--- START OF Task inputs ---

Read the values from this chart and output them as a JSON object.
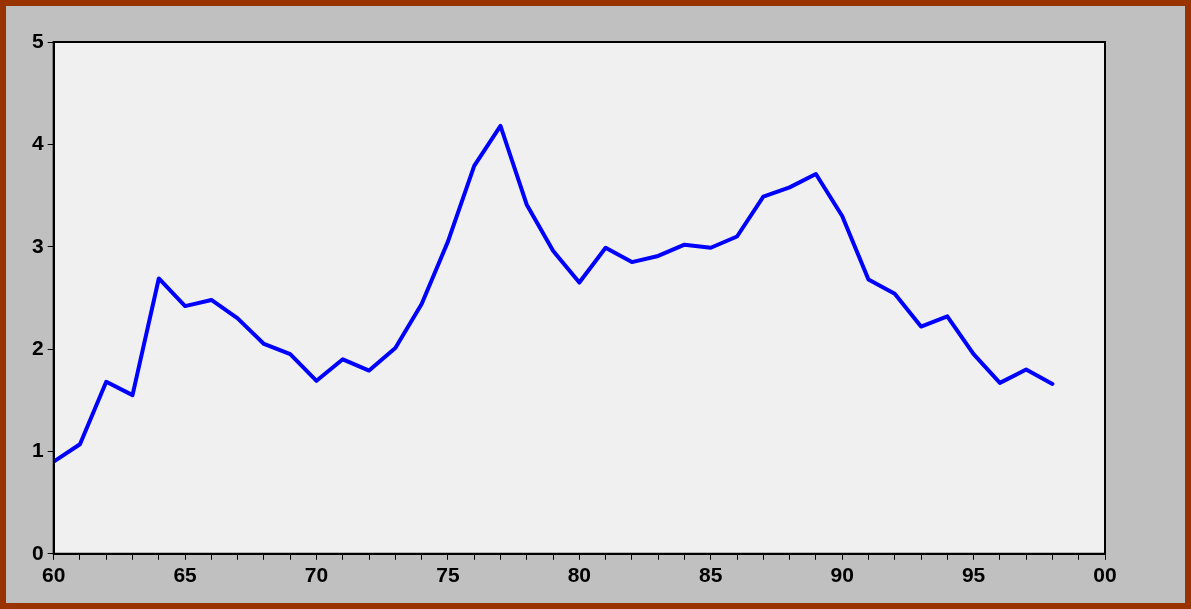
{
  "chart_data": {
    "type": "line",
    "color": "#0000ff",
    "x": [
      1960,
      1961,
      1962,
      1963,
      1964,
      1965,
      1966,
      1967,
      1968,
      1969,
      1970,
      1971,
      1972,
      1973,
      1974,
      1975,
      1976,
      1977,
      1978,
      1979,
      1980,
      1981,
      1982,
      1983,
      1984,
      1985,
      1986,
      1987,
      1988,
      1989,
      1990,
      1991,
      1992,
      1993,
      1994,
      1995,
      1996,
      1997,
      1998
    ],
    "values": [
      0.9,
      1.07,
      1.68,
      1.55,
      2.69,
      2.42,
      2.48,
      2.3,
      2.05,
      1.95,
      1.69,
      1.9,
      1.79,
      2.01,
      2.44,
      3.05,
      3.79,
      4.18,
      3.41,
      2.96,
      2.65,
      2.99,
      2.85,
      2.91,
      3.02,
      2.99,
      3.1,
      3.49,
      3.58,
      3.71,
      3.3,
      2.68,
      2.54,
      2.22,
      2.32,
      1.95,
      1.67,
      1.8,
      1.66
    ],
    "xlim": [
      1960,
      2000
    ],
    "xticks": [
      {
        "value": 1960,
        "label": "60"
      },
      {
        "value": 1961,
        "label": null
      },
      {
        "value": 1962,
        "label": null
      },
      {
        "value": 1963,
        "label": null
      },
      {
        "value": 1964,
        "label": null
      },
      {
        "value": 1965,
        "label": "65"
      },
      {
        "value": 1966,
        "label": null
      },
      {
        "value": 1967,
        "label": null
      },
      {
        "value": 1968,
        "label": null
      },
      {
        "value": 1969,
        "label": null
      },
      {
        "value": 1970,
        "label": "70"
      },
      {
        "value": 1971,
        "label": null
      },
      {
        "value": 1972,
        "label": null
      },
      {
        "value": 1973,
        "label": null
      },
      {
        "value": 1974,
        "label": null
      },
      {
        "value": 1975,
        "label": "75"
      },
      {
        "value": 1976,
        "label": null
      },
      {
        "value": 1977,
        "label": null
      },
      {
        "value": 1978,
        "label": null
      },
      {
        "value": 1979,
        "label": null
      },
      {
        "value": 1980,
        "label": "80"
      },
      {
        "value": 1981,
        "label": null
      },
      {
        "value": 1982,
        "label": null
      },
      {
        "value": 1983,
        "label": null
      },
      {
        "value": 1984,
        "label": null
      },
      {
        "value": 1985,
        "label": "85"
      },
      {
        "value": 1986,
        "label": null
      },
      {
        "value": 1987,
        "label": null
      },
      {
        "value": 1988,
        "label": null
      },
      {
        "value": 1989,
        "label": null
      },
      {
        "value": 1990,
        "label": "90"
      },
      {
        "value": 1991,
        "label": null
      },
      {
        "value": 1992,
        "label": null
      },
      {
        "value": 1993,
        "label": null
      },
      {
        "value": 1994,
        "label": null
      },
      {
        "value": 1995,
        "label": "95"
      },
      {
        "value": 1996,
        "label": null
      },
      {
        "value": 1997,
        "label": null
      },
      {
        "value": 1998,
        "label": null
      },
      {
        "value": 1999,
        "label": null
      },
      {
        "value": 2000,
        "label": "00"
      }
    ],
    "ylim": [
      0,
      5
    ],
    "yticks": [
      0,
      1,
      2,
      3,
      4,
      5
    ],
    "grid": false,
    "legend": false,
    "marker": "none",
    "line_style": "solid"
  }
}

--- END OF Task inputs ---

The problem –
State the count of lines with the word "values" in them, and write nothing else.

Response –
2